THE EXERCISE
Will you output the entries below exactly, skipping every image they contain?

DATASET EXTRACT
[BEGIN]
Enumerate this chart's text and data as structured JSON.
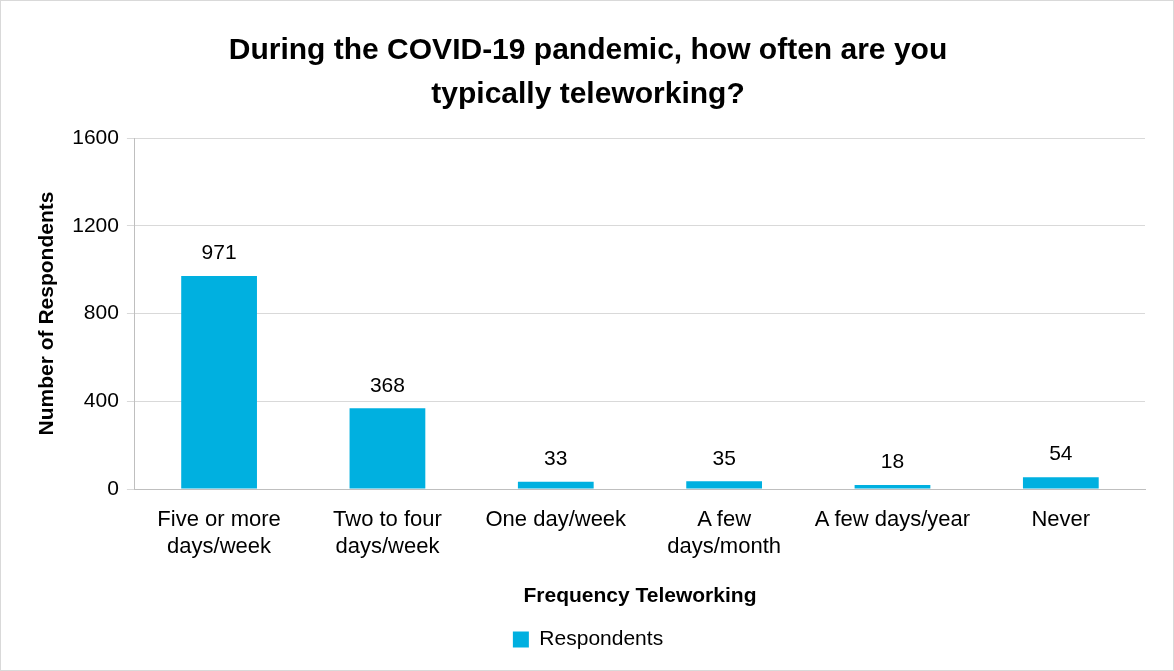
{
  "chart_data": {
    "type": "bar",
    "title": "During the COVID-19 pandemic, how often are you typically teleworking?",
    "xlabel": "Frequency Teleworking",
    "ylabel": "Number of Respondents",
    "categories": [
      "Five or more days/week",
      "Two to four days/week",
      "One day/week",
      "A few days/month",
      "A few days/year",
      "Never"
    ],
    "series": [
      {
        "name": "Respondents",
        "color": "#00b0e0",
        "values": [
          971,
          368,
          33,
          35,
          18,
          54
        ]
      }
    ],
    "ylim": [
      0,
      1600
    ],
    "yticks": [
      0,
      400,
      800,
      1200,
      1600
    ],
    "grid": "y",
    "legend": "bottom",
    "data_labels": true
  }
}
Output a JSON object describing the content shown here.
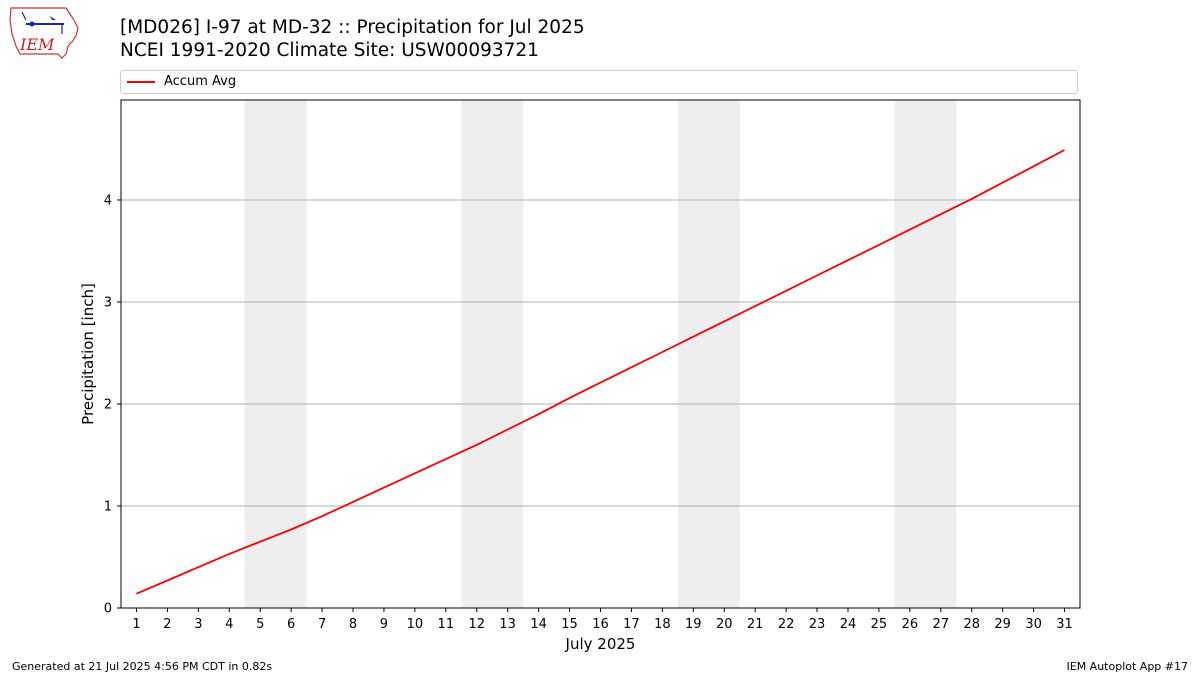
{
  "header": {
    "title_line1": "[MD026] I-97 at MD-32 :: Precipitation for Jul 2025",
    "title_line2": "NCEI 1991-2020 Climate Site: USW00093721",
    "logo_text": "IEM"
  },
  "legend": {
    "entries": [
      {
        "label": "Accum Avg",
        "color": "#ff0000"
      }
    ]
  },
  "footer": {
    "left": "Generated at 21 Jul 2025 4:56 PM CDT in 0.82s",
    "right": "IEM Autoplot App #17"
  },
  "chart_data": {
    "type": "line",
    "xlabel": "July 2025",
    "ylabel": "Precipitation [inch]",
    "xlim": [
      0.5,
      31.5
    ],
    "ylim": [
      0,
      4.98
    ],
    "yticks": [
      0,
      1,
      2,
      3,
      4
    ],
    "grid": "horizontal",
    "legend_position": "top",
    "weekend_shading_color": "#eeeeee",
    "weekend_spans": [
      [
        5,
        6
      ],
      [
        12,
        13
      ],
      [
        19,
        20
      ],
      [
        26,
        27
      ]
    ],
    "x": [
      1,
      2,
      3,
      4,
      5,
      6,
      7,
      8,
      9,
      10,
      11,
      12,
      13,
      14,
      15,
      16,
      17,
      18,
      19,
      20,
      21,
      22,
      23,
      24,
      25,
      26,
      27,
      28,
      29,
      30,
      31
    ],
    "xtick_labels": [
      "1",
      "2",
      "3",
      "4",
      "5",
      "6",
      "7",
      "8",
      "9",
      "10",
      "11",
      "12",
      "13",
      "14",
      "15",
      "16",
      "17",
      "18",
      "19",
      "20",
      "21",
      "22",
      "23",
      "24",
      "25",
      "26",
      "27",
      "28",
      "29",
      "30",
      "31"
    ],
    "series": [
      {
        "name": "Accum Avg",
        "color": "#ff0000",
        "values": [
          0.14,
          0.27,
          0.4,
          0.53,
          0.65,
          0.77,
          0.9,
          1.04,
          1.18,
          1.32,
          1.46,
          1.6,
          1.75,
          1.9,
          2.06,
          2.21,
          2.36,
          2.51,
          2.66,
          2.81,
          2.96,
          3.11,
          3.26,
          3.41,
          3.56,
          3.71,
          3.86,
          4.01,
          4.17,
          4.33,
          4.49
        ]
      }
    ]
  }
}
[END]
ANSWER FOR THE TASK
Enumerate this chart's text and data as structured JSON.
{
  "chart_data": {
    "type": "bar",
    "title": "During the COVID-19 pandemic, how often are you typically teleworking?",
    "xlabel": "Frequency Teleworking",
    "ylabel": "Number of Respondents",
    "categories": [
      "Five or more days/week",
      "Two to four days/week",
      "One day/week",
      "A few days/month",
      "A few days/year",
      "Never"
    ],
    "series": [
      {
        "name": "Respondents",
        "color": "#00b0e0",
        "values": [
          971,
          368,
          33,
          35,
          18,
          54
        ]
      }
    ],
    "ylim": [
      0,
      1600
    ],
    "yticks": [
      0,
      400,
      800,
      1200,
      1600
    ],
    "grid": "y",
    "legend": "bottom",
    "data_labels": true
  }
}
Output a JSON object describing the content shown here.
{
  "header": {
    "title_line1": "[MD026] I-97 at MD-32 :: Precipitation for Jul 2025",
    "title_line2": "NCEI 1991-2020 Climate Site: USW00093721",
    "logo_text": "IEM"
  },
  "legend": {
    "entries": [
      {
        "label": "Accum Avg",
        "color": "#ff0000"
      }
    ]
  },
  "footer": {
    "left": "Generated at 21 Jul 2025 4:56 PM CDT in 0.82s",
    "right": "IEM Autoplot App #17"
  },
  "chart_data": {
    "type": "line",
    "xlabel": "July 2025",
    "ylabel": "Precipitation [inch]",
    "xlim": [
      0.5,
      31.5
    ],
    "ylim": [
      0,
      4.98
    ],
    "yticks": [
      0,
      1,
      2,
      3,
      4
    ],
    "grid": "horizontal",
    "legend_position": "top",
    "weekend_shading_color": "#eeeeee",
    "weekend_spans": [
      [
        5,
        6
      ],
      [
        12,
        13
      ],
      [
        19,
        20
      ],
      [
        26,
        27
      ]
    ],
    "x": [
      1,
      2,
      3,
      4,
      5,
      6,
      7,
      8,
      9,
      10,
      11,
      12,
      13,
      14,
      15,
      16,
      17,
      18,
      19,
      20,
      21,
      22,
      23,
      24,
      25,
      26,
      27,
      28,
      29,
      30,
      31
    ],
    "xtick_labels": [
      "1",
      "2",
      "3",
      "4",
      "5",
      "6",
      "7",
      "8",
      "9",
      "10",
      "11",
      "12",
      "13",
      "14",
      "15",
      "16",
      "17",
      "18",
      "19",
      "20",
      "21",
      "22",
      "23",
      "24",
      "25",
      "26",
      "27",
      "28",
      "29",
      "30",
      "31"
    ],
    "series": [
      {
        "name": "Accum Avg",
        "color": "#ff0000",
        "values": [
          0.14,
          0.27,
          0.4,
          0.53,
          0.65,
          0.77,
          0.9,
          1.04,
          1.18,
          1.32,
          1.46,
          1.6,
          1.75,
          1.9,
          2.06,
          2.21,
          2.36,
          2.51,
          2.66,
          2.81,
          2.96,
          3.11,
          3.26,
          3.41,
          3.56,
          3.71,
          3.86,
          4.01,
          4.17,
          4.33,
          4.49
        ]
      }
    ]
  }
}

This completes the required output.